(Records from a collection)
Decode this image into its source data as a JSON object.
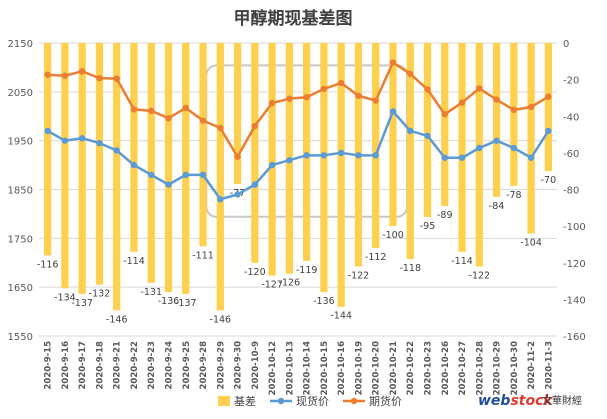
{
  "chart_data": {
    "type": "bar+line",
    "title": "甲醇期现基差图",
    "categories": [
      "2020-9-15",
      "2020-9-16",
      "2020-9-17",
      "2020-9-18",
      "2020-9-21",
      "2020-9-22",
      "2020-9-23",
      "2020-9-24",
      "2020-9-25",
      "2020-9-28",
      "2020-9-29",
      "2020-9-30",
      "2020-10-9",
      "2020-10-12",
      "2020-10-13",
      "2020-10-14",
      "2020-10-15",
      "2020-10-16",
      "2020-10-19",
      "2020-10-20",
      "2020-10-21",
      "2020-10-22",
      "2020-10-23",
      "2020-10-26",
      "2020-10-27",
      "2020-10-28",
      "2020-10-29",
      "2020-10-30",
      "2020-11-2",
      "2020-11-3"
    ],
    "left_axis": {
      "min": 1550,
      "max": 2150,
      "ticks": [
        1550,
        1650,
        1750,
        1850,
        1950,
        2050,
        2150
      ]
    },
    "right_axis": {
      "min": -160,
      "max": 0,
      "ticks": [
        -160,
        -140,
        -120,
        -100,
        -80,
        -60,
        -40,
        -20,
        0
      ]
    },
    "series": [
      {
        "name": "基差",
        "type": "bar",
        "axis": "right",
        "color": "#FFD04E",
        "values": [
          -116,
          -134,
          -137,
          -132,
          -146,
          -114,
          -131,
          -136,
          -137,
          -111,
          -146,
          -77,
          -120,
          -127,
          -126,
          -119,
          -136,
          -144,
          -122,
          -112,
          -100,
          -118,
          -95,
          -89,
          -114,
          -122,
          -84,
          -78,
          -104,
          -70
        ]
      },
      {
        "name": "现货价",
        "type": "line",
        "axis": "left",
        "color": "#5B9BD5",
        "values": [
          1970,
          1950,
          1955,
          1945,
          1930,
          1900,
          1880,
          1860,
          1880,
          1880,
          1830,
          1840,
          1860,
          1900,
          1910,
          1920,
          1920,
          1925,
          1920,
          1920,
          2010,
          1970,
          1960,
          1915,
          1915,
          1935,
          1950,
          1935,
          1915,
          1970
        ]
      },
      {
        "name": "期货价",
        "type": "line",
        "axis": "left",
        "color": "#ED7D31",
        "values": [
          2085,
          2083,
          2092,
          2078,
          2077,
          2014,
          2011,
          1996,
          2017,
          1991,
          1976,
          1917,
          1980,
          2027,
          2036,
          2039,
          2056,
          2068,
          2042,
          2032,
          2110,
          2087,
          2055,
          2004,
          2028,
          2057,
          2034,
          2013,
          2019,
          2040
        ]
      }
    ],
    "legend_position": "bottom"
  },
  "watermark": {
    "web": "web",
    "stock": "stock",
    "name": "文華財經"
  },
  "colors": {
    "grid": "#D9D9D9",
    "axis_text": "#595959",
    "title": "#404040",
    "highlight_box": "#C8C8C8"
  }
}
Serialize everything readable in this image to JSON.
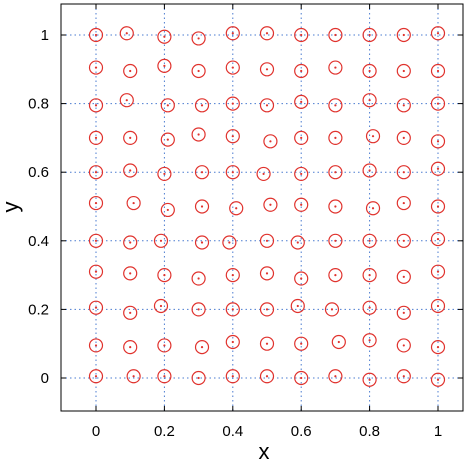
{
  "chart_data": {
    "type": "scatter",
    "title": "",
    "xlabel": "x",
    "ylabel": "y",
    "xlim": [
      -0.1,
      1.05
    ],
    "ylim": [
      -0.1,
      1.1
    ],
    "xticks": [
      0,
      0.2,
      0.4,
      0.6,
      0.8,
      1
    ],
    "yticks": [
      0,
      0.2,
      0.4,
      0.6,
      0.8,
      1
    ],
    "xtick_labels": [
      "0",
      "0.2",
      "0.4",
      "0.6",
      "0.8",
      "1"
    ],
    "ytick_labels": [
      "0",
      "0.2",
      "0.4",
      "0.6",
      "0.8",
      "1"
    ],
    "grid": true,
    "legend": "none",
    "marker": "circle with center dot",
    "marker_color": "#e0322d",
    "grid_color": "#4a7bd0",
    "series": [
      {
        "points": [
          [
            0.0,
            1.0
          ],
          [
            0.09,
            1.005
          ],
          [
            0.2,
            0.995
          ],
          [
            0.3,
            0.99
          ],
          [
            0.4,
            1.005
          ],
          [
            0.5,
            1.005
          ],
          [
            0.6,
            1.0
          ],
          [
            0.7,
            1.0
          ],
          [
            0.8,
            1.0
          ],
          [
            0.9,
            1.0
          ],
          [
            1.0,
            1.005
          ],
          [
            0.0,
            0.905
          ],
          [
            0.1,
            0.895
          ],
          [
            0.2,
            0.91
          ],
          [
            0.3,
            0.895
          ],
          [
            0.4,
            0.905
          ],
          [
            0.5,
            0.9
          ],
          [
            0.6,
            0.895
          ],
          [
            0.7,
            0.905
          ],
          [
            0.8,
            0.895
          ],
          [
            0.9,
            0.895
          ],
          [
            1.0,
            0.895
          ],
          [
            0.0,
            0.795
          ],
          [
            0.09,
            0.81
          ],
          [
            0.21,
            0.795
          ],
          [
            0.31,
            0.795
          ],
          [
            0.4,
            0.8
          ],
          [
            0.5,
            0.795
          ],
          [
            0.6,
            0.805
          ],
          [
            0.7,
            0.795
          ],
          [
            0.8,
            0.81
          ],
          [
            0.9,
            0.795
          ],
          [
            1.0,
            0.8
          ],
          [
            0.0,
            0.7
          ],
          [
            0.1,
            0.7
          ],
          [
            0.21,
            0.695
          ],
          [
            0.3,
            0.71
          ],
          [
            0.4,
            0.705
          ],
          [
            0.51,
            0.69
          ],
          [
            0.6,
            0.7
          ],
          [
            0.7,
            0.7
          ],
          [
            0.81,
            0.705
          ],
          [
            0.9,
            0.7
          ],
          [
            1.0,
            0.69
          ],
          [
            0.0,
            0.6
          ],
          [
            0.1,
            0.605
          ],
          [
            0.2,
            0.595
          ],
          [
            0.31,
            0.6
          ],
          [
            0.4,
            0.6
          ],
          [
            0.49,
            0.595
          ],
          [
            0.6,
            0.595
          ],
          [
            0.7,
            0.6
          ],
          [
            0.8,
            0.605
          ],
          [
            0.9,
            0.6
          ],
          [
            1.0,
            0.61
          ],
          [
            0.0,
            0.51
          ],
          [
            0.11,
            0.51
          ],
          [
            0.21,
            0.49
          ],
          [
            0.31,
            0.5
          ],
          [
            0.41,
            0.495
          ],
          [
            0.51,
            0.505
          ],
          [
            0.6,
            0.505
          ],
          [
            0.7,
            0.5
          ],
          [
            0.81,
            0.495
          ],
          [
            0.9,
            0.51
          ],
          [
            1.0,
            0.5
          ],
          [
            0.0,
            0.4
          ],
          [
            0.1,
            0.395
          ],
          [
            0.19,
            0.4
          ],
          [
            0.31,
            0.395
          ],
          [
            0.39,
            0.395
          ],
          [
            0.5,
            0.4
          ],
          [
            0.59,
            0.395
          ],
          [
            0.7,
            0.4
          ],
          [
            0.8,
            0.4
          ],
          [
            0.9,
            0.4
          ],
          [
            1.0,
            0.405
          ],
          [
            0.0,
            0.31
          ],
          [
            0.1,
            0.305
          ],
          [
            0.2,
            0.3
          ],
          [
            0.3,
            0.29
          ],
          [
            0.4,
            0.3
          ],
          [
            0.5,
            0.305
          ],
          [
            0.6,
            0.29
          ],
          [
            0.7,
            0.3
          ],
          [
            0.8,
            0.3
          ],
          [
            0.9,
            0.295
          ],
          [
            1.0,
            0.31
          ],
          [
            0.0,
            0.205
          ],
          [
            0.1,
            0.19
          ],
          [
            0.19,
            0.21
          ],
          [
            0.3,
            0.2
          ],
          [
            0.4,
            0.2
          ],
          [
            0.5,
            0.2
          ],
          [
            0.59,
            0.21
          ],
          [
            0.69,
            0.2
          ],
          [
            0.8,
            0.205
          ],
          [
            0.9,
            0.19
          ],
          [
            1.0,
            0.21
          ],
          [
            0.0,
            0.095
          ],
          [
            0.1,
            0.09
          ],
          [
            0.2,
            0.095
          ],
          [
            0.31,
            0.09
          ],
          [
            0.4,
            0.105
          ],
          [
            0.5,
            0.1
          ],
          [
            0.6,
            0.1
          ],
          [
            0.71,
            0.105
          ],
          [
            0.8,
            0.11
          ],
          [
            0.9,
            0.095
          ],
          [
            1.0,
            0.09
          ],
          [
            0.0,
            0.005
          ],
          [
            0.11,
            0.005
          ],
          [
            0.2,
            0.005
          ],
          [
            0.3,
            0.0
          ],
          [
            0.4,
            0.005
          ],
          [
            0.5,
            0.005
          ],
          [
            0.6,
            0.0
          ],
          [
            0.7,
            0.005
          ],
          [
            0.8,
            -0.005
          ],
          [
            0.9,
            0.005
          ],
          [
            1.0,
            -0.005
          ]
        ]
      }
    ]
  }
}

■ **The problem**:
Work out how many lines of the material above contain the word "type", then give only that figure.

■ **Result of the exercise**:
5